■ A block of data ■
----------

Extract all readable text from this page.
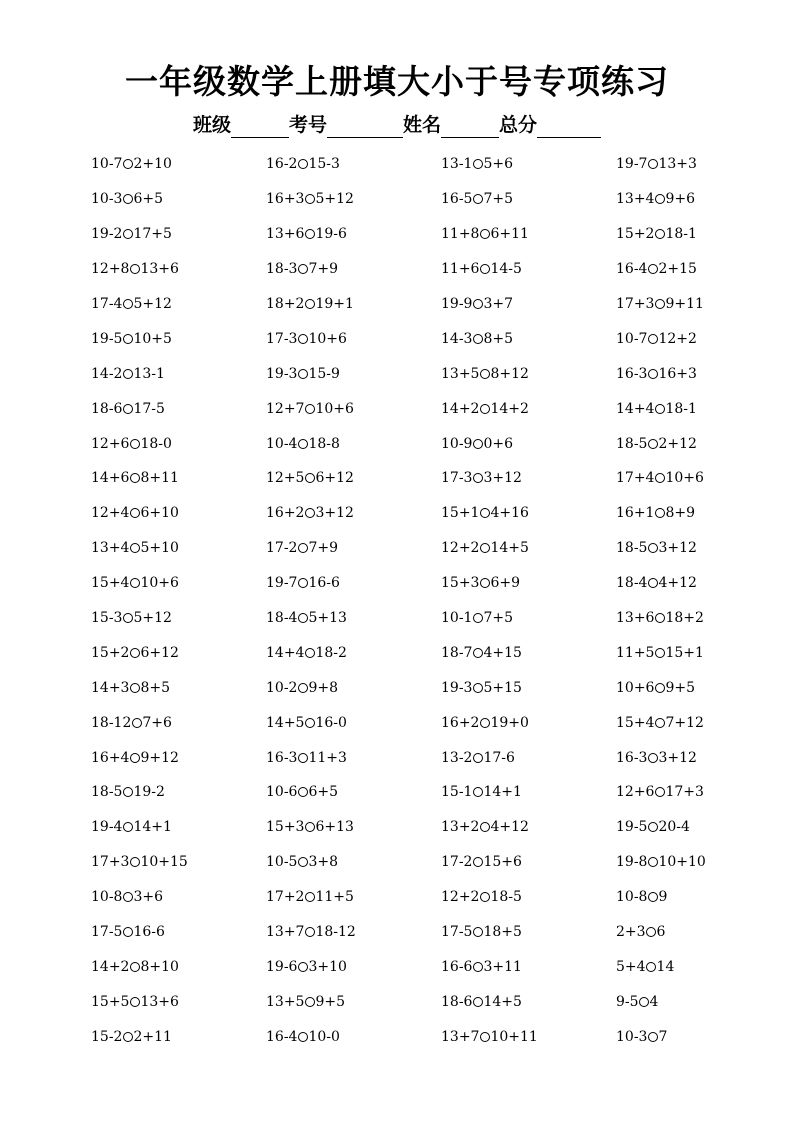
一年级数学上册填大小于号专项练习
班级	考号	姓名	总分
10-7 2+10	16-2 15-3	13-1 5+6	19-7 13+3
10-3 6+5	16+3 5+12	16-5 7+5	13+4 9+6
19-2 17+5	13+6 19-6	11+8 6+11	15+2 18-1
12+8 13+6	18-3 7+9	11+6 14-5	16-4 2+15
17-4 5+12	18+2 19+1	19-9 3+7	17+3 9+11
19-5 10+5	17-3 10+6	14-3 8+5	10-7 12+2
14-2 13-1	19-3 15-9	13+5 8+12	16-3 16+3
18-6 17-5	12+7 10+6	14+2 14+2	14+4 18-1
12+6 18-0	10-4 18-8	10-9 0+6	18-5 2+12
14+6 8+11	12+5 6+12	17-3 3+12	17+4 10+6
12+4 6+10	16+2 3+12	15+1 4+16	16+1 8+9
13+4 5+10	17-2 7+9	12+2 14+5	18-5 3+12
15+4 10+6	19-7 16-6	15+3 6+9	18-4 4+12
15-3 5+12	18-4 5+13	10-1 7+5	13+6 18+2
15+2 6+12	14+4 18-2	18-7 4+15	11+5 15+1
14+3 8+5	10-2 9+8	19-3 5+15	10+6 9+5
18-12 7+6	14+5 16-0	16+2 19+0	15+4 7+12
16+4 9+12	16-3 11+3	13-2 17-6	16-3 3+12
18-5 19-2	10-6 6+5	15-1 14+1	12+6 17+3
19-4 14+1	15+3 6+13	13+2 4+12	19-5 20-4
17+3 10+15	10-5 3+8	17-2 15+6	19-8 10+10
10-8 3+6	17+2 11+5	12+2 18-5	10-8 9
17-5 16-6	13+7 18-12	17-5 18+5	2+3 6
14+2 8+10	19-6 3+10	16-6 3+11	5+4 14
15+5 13+6	13+5 9+5	18-6 14+5	9-5 4
15-2 2+11	16-4 10-0	13+7 10+11	10-3 7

----------

Transcribe the records word for word and include no pictures.

Extract all readable text from this page.
一年级数学上册填大小于号专项练习
班级	考号	姓名	总分
10-7 2+10	16-2 15-3	13-1 5+6	19-7 13+3
10-3 6+5	16+3 5+12	16-5 7+5	13+4 9+6
19-2 17+5	13+6 19-6	11+8 6+11	15+2 18-1
12+8 13+6	18-3 7+9	11+6 14-5	16-4 2+15
17-4 5+12	18+2 19+1	19-9 3+7	17+3 9+11
19-5 10+5	17-3 10+6	14-3 8+5	10-7 12+2
14-2 13-1	19-3 15-9	13+5 8+12	16-3 16+3
18-6 17-5	12+7 10+6	14+2 14+2	14+4 18-1
12+6 18-0	10-4 18-8	10-9 0+6	18-5 2+12
14+6 8+11	12+5 6+12	17-3 3+12	17+4 10+6
12+4 6+10	16+2 3+12	15+1 4+16	16+1 8+9
13+4 5+10	17-2 7+9	12+2 14+5	18-5 3+12
15+4 10+6	19-7 16-6	15+3 6+9	18-4 4+12
15-3 5+12	18-4 5+13	10-1 7+5	13+6 18+2
15+2 6+12	14+4 18-2	18-7 4+15	11+5 15+1
14+3 8+5	10-2 9+8	19-3 5+15	10+6 9+5
18-12 7+6	14+5 16-0	16+2 19+0	15+4 7+12
16+4 9+12	16-3 11+3	13-2 17-6	16-3 3+12
18-5 19-2	10-6 6+5	15-1 14+1	12+6 17+3
19-4 14+1	15+3 6+13	13+2 4+12	19-5 20-4
17+3 10+15	10-5 3+8	17-2 15+6	19-8 10+10
10-8 3+6	17+2 11+5	12+2 18-5	10-8 9
17-5 16-6	13+7 18-12	17-5 18+5	2+3 6
14+2 8+10	19-6 3+10	16-6 3+11	5+4 14
15+5 13+6	13+5 9+5	18-6 14+5	9-5 4
15-2 2+11	16-4 10-0	13+7 10+11	10-3 7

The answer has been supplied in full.